GIVEN DATA
----
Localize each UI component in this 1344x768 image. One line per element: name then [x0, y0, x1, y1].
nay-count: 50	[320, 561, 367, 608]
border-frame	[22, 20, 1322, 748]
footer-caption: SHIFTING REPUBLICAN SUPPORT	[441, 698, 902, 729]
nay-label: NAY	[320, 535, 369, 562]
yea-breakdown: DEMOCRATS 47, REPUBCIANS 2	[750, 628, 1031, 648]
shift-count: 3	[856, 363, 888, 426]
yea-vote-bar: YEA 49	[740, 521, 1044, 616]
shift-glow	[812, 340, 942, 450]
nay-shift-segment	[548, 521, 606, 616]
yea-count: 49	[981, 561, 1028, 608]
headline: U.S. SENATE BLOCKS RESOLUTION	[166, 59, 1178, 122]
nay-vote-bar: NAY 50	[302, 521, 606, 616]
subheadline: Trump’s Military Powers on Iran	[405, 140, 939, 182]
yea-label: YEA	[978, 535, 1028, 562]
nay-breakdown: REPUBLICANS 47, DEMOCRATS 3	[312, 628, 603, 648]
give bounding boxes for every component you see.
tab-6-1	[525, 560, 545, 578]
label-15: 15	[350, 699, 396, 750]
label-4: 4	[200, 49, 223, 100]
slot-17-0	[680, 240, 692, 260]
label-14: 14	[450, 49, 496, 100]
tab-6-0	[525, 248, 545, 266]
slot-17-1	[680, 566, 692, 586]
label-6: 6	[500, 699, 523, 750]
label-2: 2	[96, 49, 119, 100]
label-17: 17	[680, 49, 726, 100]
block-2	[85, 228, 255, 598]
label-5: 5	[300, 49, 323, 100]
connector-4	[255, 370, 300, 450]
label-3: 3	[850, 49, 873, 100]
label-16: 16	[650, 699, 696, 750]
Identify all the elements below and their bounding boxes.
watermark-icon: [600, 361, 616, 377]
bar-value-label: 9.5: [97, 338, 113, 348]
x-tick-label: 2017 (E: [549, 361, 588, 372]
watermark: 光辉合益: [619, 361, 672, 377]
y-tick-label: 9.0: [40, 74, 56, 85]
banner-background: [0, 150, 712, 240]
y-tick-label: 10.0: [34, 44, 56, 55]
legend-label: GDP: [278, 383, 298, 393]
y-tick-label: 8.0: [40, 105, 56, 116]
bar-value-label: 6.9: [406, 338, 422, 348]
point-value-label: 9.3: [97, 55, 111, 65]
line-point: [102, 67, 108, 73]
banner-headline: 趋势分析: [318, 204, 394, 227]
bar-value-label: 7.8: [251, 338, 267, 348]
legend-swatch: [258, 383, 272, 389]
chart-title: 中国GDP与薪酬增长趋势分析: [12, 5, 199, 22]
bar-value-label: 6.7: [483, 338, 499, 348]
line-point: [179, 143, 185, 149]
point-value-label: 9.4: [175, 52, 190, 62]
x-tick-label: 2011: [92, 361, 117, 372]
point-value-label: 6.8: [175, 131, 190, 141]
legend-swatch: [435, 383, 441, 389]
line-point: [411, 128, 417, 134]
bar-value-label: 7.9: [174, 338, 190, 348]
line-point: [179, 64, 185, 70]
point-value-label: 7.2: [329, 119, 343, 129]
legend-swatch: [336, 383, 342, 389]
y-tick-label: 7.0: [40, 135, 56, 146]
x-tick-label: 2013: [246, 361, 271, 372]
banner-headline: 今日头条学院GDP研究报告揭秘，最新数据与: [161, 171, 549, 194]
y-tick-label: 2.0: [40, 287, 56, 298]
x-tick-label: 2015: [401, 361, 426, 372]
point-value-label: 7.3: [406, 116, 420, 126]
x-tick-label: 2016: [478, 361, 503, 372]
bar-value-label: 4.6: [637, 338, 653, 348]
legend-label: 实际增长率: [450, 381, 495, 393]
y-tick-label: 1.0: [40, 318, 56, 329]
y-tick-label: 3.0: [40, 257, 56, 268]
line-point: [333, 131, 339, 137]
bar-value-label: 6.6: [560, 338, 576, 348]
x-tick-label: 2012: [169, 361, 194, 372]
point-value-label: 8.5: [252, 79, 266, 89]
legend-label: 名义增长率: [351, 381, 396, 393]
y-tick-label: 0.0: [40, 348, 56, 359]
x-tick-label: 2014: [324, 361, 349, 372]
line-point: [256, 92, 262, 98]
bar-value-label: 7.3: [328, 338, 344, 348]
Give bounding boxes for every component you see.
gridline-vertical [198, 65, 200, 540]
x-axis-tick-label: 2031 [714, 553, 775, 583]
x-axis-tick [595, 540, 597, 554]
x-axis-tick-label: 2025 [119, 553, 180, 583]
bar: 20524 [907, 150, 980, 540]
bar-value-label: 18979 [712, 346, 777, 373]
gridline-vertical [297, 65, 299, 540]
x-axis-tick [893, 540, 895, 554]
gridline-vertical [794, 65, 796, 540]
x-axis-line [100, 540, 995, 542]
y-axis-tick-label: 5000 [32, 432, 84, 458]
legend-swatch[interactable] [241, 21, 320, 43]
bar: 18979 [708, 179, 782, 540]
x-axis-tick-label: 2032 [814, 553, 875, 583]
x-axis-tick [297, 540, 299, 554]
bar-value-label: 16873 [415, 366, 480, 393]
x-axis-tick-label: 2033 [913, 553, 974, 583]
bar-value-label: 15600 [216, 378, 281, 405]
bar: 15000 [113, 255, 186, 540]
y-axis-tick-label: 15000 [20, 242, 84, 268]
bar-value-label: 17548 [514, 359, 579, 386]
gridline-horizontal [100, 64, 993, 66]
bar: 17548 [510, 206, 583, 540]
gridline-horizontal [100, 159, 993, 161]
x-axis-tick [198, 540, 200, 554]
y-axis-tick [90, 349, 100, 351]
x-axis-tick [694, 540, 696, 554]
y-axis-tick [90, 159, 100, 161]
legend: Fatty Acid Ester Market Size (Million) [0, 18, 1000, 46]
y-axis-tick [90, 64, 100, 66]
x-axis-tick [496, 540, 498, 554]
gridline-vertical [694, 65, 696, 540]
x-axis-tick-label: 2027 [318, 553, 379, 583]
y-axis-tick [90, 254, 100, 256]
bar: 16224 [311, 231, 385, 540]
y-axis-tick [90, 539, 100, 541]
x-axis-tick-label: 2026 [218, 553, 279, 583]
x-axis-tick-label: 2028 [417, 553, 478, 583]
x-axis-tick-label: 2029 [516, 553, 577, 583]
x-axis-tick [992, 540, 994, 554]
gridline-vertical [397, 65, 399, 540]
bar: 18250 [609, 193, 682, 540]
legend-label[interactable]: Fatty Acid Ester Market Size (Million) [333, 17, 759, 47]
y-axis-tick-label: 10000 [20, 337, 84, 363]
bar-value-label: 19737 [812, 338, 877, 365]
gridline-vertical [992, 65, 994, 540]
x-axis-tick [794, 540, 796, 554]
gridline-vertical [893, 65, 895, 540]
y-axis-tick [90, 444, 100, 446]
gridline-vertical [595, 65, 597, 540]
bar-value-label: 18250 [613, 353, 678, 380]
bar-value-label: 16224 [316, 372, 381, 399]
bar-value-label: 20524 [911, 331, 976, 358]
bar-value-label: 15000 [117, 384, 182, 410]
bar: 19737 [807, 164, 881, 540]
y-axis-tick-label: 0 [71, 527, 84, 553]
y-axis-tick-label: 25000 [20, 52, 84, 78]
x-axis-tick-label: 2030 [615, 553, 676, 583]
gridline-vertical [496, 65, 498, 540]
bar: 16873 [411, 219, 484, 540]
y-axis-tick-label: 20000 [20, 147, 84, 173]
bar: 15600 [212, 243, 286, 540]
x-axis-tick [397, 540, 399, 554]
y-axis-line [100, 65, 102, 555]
----
THE PROBLEM
Copy every one of the lines above character for character, without changing anything.

PROBLEM SOLUTION
Localize each UI component in this 1344x768 image. One line per element: name then [x0, y0, x1, y1].
nay-count: 50	[320, 561, 367, 608]
border-frame	[22, 20, 1322, 748]
footer-caption: SHIFTING REPUBLICAN SUPPORT	[441, 698, 902, 729]
nay-label: NAY	[320, 535, 369, 562]
yea-breakdown: DEMOCRATS 47, REPUBCIANS 2	[750, 628, 1031, 648]
shift-count: 3	[856, 363, 888, 426]
yea-vote-bar: YEA 49	[740, 521, 1044, 616]
shift-glow	[812, 340, 942, 450]
nay-shift-segment	[548, 521, 606, 616]
yea-count: 49	[981, 561, 1028, 608]
headline: U.S. SENATE BLOCKS RESOLUTION	[166, 59, 1178, 122]
nay-vote-bar: NAY 50	[302, 521, 606, 616]
subheadline: Trump’s Military Powers on Iran	[405, 140, 939, 182]
yea-label: YEA	[978, 535, 1028, 562]
nay-breakdown: REPUBLICANS 47, DEMOCRATS 3	[312, 628, 603, 648]
give bounding boxes for every component you see.
tab-6-1	[525, 560, 545, 578]
label-15: 15	[350, 699, 396, 750]
label-4: 4	[200, 49, 223, 100]
slot-17-0	[680, 240, 692, 260]
label-14: 14	[450, 49, 496, 100]
tab-6-0	[525, 248, 545, 266]
slot-17-1	[680, 566, 692, 586]
label-6: 6	[500, 699, 523, 750]
label-2: 2	[96, 49, 119, 100]
label-17: 17	[680, 49, 726, 100]
block-2	[85, 228, 255, 598]
label-5: 5	[300, 49, 323, 100]
connector-4	[255, 370, 300, 450]
label-3: 3	[850, 49, 873, 100]
label-16: 16	[650, 699, 696, 750]
Identify all the elements below and their bounding boxes.
watermark-icon: [600, 361, 616, 377]
bar-value-label: 9.5: [97, 338, 113, 348]
x-tick-label: 2017 (E: [549, 361, 588, 372]
watermark: 光辉合益: [619, 361, 672, 377]
y-tick-label: 9.0: [40, 74, 56, 85]
banner-background: [0, 150, 712, 240]
y-tick-label: 10.0: [34, 44, 56, 55]
legend-label: GDP: [278, 383, 298, 393]
y-tick-label: 8.0: [40, 105, 56, 116]
bar-value-label: 6.9: [406, 338, 422, 348]
point-value-label: 9.3: [97, 55, 111, 65]
line-point: [102, 67, 108, 73]
banner-headline: 趋势分析: [318, 204, 394, 227]
bar-value-label: 7.8: [251, 338, 267, 348]
legend-swatch: [258, 383, 272, 389]
chart-title: 中国GDP与薪酬增长趋势分析: [12, 5, 199, 22]
bar-value-label: 6.7: [483, 338, 499, 348]
line-point: [179, 143, 185, 149]
point-value-label: 9.4: [175, 52, 190, 62]
x-tick-label: 2011: [92, 361, 117, 372]
point-value-label: 6.8: [175, 131, 190, 141]
legend-swatch: [435, 383, 441, 389]
line-point: [411, 128, 417, 134]
bar-value-label: 7.9: [174, 338, 190, 348]
line-point: [179, 64, 185, 70]
point-value-label: 7.2: [329, 119, 343, 129]
legend-swatch: [336, 383, 342, 389]
y-tick-label: 7.0: [40, 135, 56, 146]
x-tick-label: 2013: [246, 361, 271, 372]
banner-headline: 今日头条学院GDP研究报告揭秘，最新数据与: [161, 171, 549, 194]
y-tick-label: 2.0: [40, 287, 56, 298]
x-tick-label: 2015: [401, 361, 426, 372]
point-value-label: 7.3: [406, 116, 420, 126]
x-tick-label: 2016: [478, 361, 503, 372]
bar-value-label: 4.6: [637, 338, 653, 348]
legend-label: 实际增长率: [450, 381, 495, 393]
y-tick-label: 1.0: [40, 318, 56, 329]
y-tick-label: 3.0: [40, 257, 56, 268]
line-point: [333, 131, 339, 137]
bar-value-label: 6.6: [560, 338, 576, 348]
x-tick-label: 2012: [169, 361, 194, 372]
point-value-label: 8.5: [252, 79, 266, 89]
legend-label: 名义增长率: [351, 381, 396, 393]
y-tick-label: 0.0: [40, 348, 56, 359]
x-tick-label: 2014: [324, 361, 349, 372]
line-point: [256, 92, 262, 98]
bar-value-label: 7.3: [328, 338, 344, 348]
Give bounding boxes for every component you see.
gridline-vertical [198, 65, 200, 540]
x-axis-tick-label: 2031 [714, 553, 775, 583]
x-axis-tick [595, 540, 597, 554]
x-axis-tick-label: 2025 [119, 553, 180, 583]
bar: 20524 [907, 150, 980, 540]
bar-value-label: 18979 [712, 346, 777, 373]
gridline-vertical [297, 65, 299, 540]
x-axis-tick [893, 540, 895, 554]
gridline-vertical [794, 65, 796, 540]
x-axis-line [100, 540, 995, 542]
y-axis-tick-label: 5000 [32, 432, 84, 458]
legend-swatch[interactable] [241, 21, 320, 43]
bar: 18979 [708, 179, 782, 540]
x-axis-tick-label: 2032 [814, 553, 875, 583]
x-axis-tick [297, 540, 299, 554]
bar-value-label: 16873 [415, 366, 480, 393]
x-axis-tick-label: 2033 [913, 553, 974, 583]
bar-value-label: 15600 [216, 378, 281, 405]
bar: 15000 [113, 255, 186, 540]
y-axis-tick-label: 15000 [20, 242, 84, 268]
bar-value-label: 17548 [514, 359, 579, 386]
gridline-horizontal [100, 64, 993, 66]
bar: 17548 [510, 206, 583, 540]
gridline-horizontal [100, 159, 993, 161]
x-axis-tick [198, 540, 200, 554]
y-axis-tick [90, 349, 100, 351]
x-axis-tick [694, 540, 696, 554]
y-axis-tick [90, 159, 100, 161]
legend: Fatty Acid Ester Market Size (Million) [0, 18, 1000, 46]
y-axis-tick [90, 64, 100, 66]
x-axis-tick [496, 540, 498, 554]
gridline-vertical [694, 65, 696, 540]
x-axis-tick-label: 2027 [318, 553, 379, 583]
y-axis-tick [90, 254, 100, 256]
bar: 16224 [311, 231, 385, 540]
y-axis-tick [90, 539, 100, 541]
x-axis-tick-label: 2026 [218, 553, 279, 583]
x-axis-tick-label: 2028 [417, 553, 478, 583]
x-axis-tick-label: 2029 [516, 553, 577, 583]
x-axis-tick [992, 540, 994, 554]
gridline-vertical [397, 65, 399, 540]
bar: 18250 [609, 193, 682, 540]
legend-label[interactable]: Fatty Acid Ester Market Size (Million) [333, 17, 759, 47]
y-axis-tick-label: 10000 [20, 337, 84, 363]
bar-value-label: 19737 [812, 338, 877, 365]
gridline-vertical [992, 65, 994, 540]
x-axis-tick [794, 540, 796, 554]
gridline-vertical [893, 65, 895, 540]
y-axis-tick [90, 444, 100, 446]
gridline-vertical [595, 65, 597, 540]
bar-value-label: 18250 [613, 353, 678, 380]
bar-value-label: 16224 [316, 372, 381, 399]
bar-value-label: 20524 [911, 331, 976, 358]
bar-value-label: 15000 [117, 384, 182, 410]
bar: 19737 [807, 164, 881, 540]
y-axis-tick-label: 0 [71, 527, 84, 553]
y-axis-tick-label: 25000 [20, 52, 84, 78]
x-axis-tick-label: 2030 [615, 553, 676, 583]
gridline-vertical [496, 65, 498, 540]
bar: 16873 [411, 219, 484, 540]
y-axis-tick-label: 20000 [20, 147, 84, 173]
bar: 15600 [212, 243, 286, 540]
x-axis-tick [397, 540, 399, 554]
y-axis-line [100, 65, 102, 555]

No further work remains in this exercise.